[start of DATA IN THIS EXERCISE]

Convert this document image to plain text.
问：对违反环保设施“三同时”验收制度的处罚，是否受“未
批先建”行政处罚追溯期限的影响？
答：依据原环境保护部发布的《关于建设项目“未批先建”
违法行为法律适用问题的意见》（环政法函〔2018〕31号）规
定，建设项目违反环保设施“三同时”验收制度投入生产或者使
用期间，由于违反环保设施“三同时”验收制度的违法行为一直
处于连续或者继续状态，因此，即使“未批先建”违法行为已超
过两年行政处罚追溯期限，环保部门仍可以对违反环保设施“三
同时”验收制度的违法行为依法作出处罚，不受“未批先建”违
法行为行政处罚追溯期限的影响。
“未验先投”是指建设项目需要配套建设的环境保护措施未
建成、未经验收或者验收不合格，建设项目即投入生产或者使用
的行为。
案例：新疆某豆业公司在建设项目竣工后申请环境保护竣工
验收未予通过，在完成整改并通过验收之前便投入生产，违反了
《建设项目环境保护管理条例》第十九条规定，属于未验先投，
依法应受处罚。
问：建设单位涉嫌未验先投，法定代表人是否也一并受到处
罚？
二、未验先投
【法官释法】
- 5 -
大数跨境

[end of DATA IN THIS EXERCISE]

Isolate the lines that hold the word "未批先建" and copy all of them.

答：依据原环境保护部发布的《关于建设项目“未批先建”
处于连续或者继续状态，因此，即使“未批先建”违法行为已超
同时”验收制度的违法行为依法作出处罚，不受“未批先建”违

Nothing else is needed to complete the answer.